▸ THE PROBLEM: Work through the material below and count the lines holding the word "label"; give that count and nothing more.

#### INPUT MATERIAL

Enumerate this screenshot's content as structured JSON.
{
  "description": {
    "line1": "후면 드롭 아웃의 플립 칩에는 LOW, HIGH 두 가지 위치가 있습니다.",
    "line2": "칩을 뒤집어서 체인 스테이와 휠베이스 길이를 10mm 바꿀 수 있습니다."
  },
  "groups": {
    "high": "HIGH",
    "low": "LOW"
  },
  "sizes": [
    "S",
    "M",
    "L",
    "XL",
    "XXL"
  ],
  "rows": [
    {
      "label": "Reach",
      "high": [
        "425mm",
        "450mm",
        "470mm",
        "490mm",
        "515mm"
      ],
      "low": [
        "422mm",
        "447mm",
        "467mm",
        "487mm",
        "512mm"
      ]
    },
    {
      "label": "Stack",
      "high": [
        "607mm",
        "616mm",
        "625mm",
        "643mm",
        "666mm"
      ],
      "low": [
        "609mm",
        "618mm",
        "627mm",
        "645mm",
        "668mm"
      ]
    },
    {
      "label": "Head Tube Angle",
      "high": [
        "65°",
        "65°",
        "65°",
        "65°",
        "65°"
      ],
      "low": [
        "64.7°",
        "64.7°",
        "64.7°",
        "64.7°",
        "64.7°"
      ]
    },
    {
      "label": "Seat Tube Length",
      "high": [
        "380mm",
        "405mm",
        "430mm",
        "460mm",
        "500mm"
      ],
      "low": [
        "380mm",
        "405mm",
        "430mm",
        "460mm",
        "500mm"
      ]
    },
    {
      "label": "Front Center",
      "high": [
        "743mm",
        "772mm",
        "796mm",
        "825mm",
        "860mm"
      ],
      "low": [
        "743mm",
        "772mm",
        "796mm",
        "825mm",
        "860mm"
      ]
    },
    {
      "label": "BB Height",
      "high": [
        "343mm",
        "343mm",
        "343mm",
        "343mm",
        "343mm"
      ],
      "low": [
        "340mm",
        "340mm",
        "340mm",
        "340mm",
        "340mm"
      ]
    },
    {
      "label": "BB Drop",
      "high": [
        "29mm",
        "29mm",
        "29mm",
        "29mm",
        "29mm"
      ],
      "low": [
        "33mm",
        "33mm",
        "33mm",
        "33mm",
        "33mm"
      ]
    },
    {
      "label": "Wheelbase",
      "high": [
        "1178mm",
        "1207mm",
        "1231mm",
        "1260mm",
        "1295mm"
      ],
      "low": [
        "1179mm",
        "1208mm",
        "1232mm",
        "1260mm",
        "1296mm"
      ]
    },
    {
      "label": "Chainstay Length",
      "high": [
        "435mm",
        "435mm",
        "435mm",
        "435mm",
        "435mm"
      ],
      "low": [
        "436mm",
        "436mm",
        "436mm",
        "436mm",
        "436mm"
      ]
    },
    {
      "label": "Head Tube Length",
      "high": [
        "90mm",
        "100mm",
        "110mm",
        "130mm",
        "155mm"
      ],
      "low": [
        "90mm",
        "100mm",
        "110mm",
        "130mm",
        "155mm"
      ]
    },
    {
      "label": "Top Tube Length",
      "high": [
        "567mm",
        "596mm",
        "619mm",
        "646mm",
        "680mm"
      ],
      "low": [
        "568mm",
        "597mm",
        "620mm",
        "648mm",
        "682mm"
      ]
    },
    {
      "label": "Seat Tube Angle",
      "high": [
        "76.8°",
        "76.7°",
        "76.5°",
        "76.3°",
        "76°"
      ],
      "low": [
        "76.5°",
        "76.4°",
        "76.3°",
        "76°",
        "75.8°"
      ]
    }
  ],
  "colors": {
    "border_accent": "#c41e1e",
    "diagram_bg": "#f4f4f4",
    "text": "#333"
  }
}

########

▸ PROBLEM SOLUTION: 12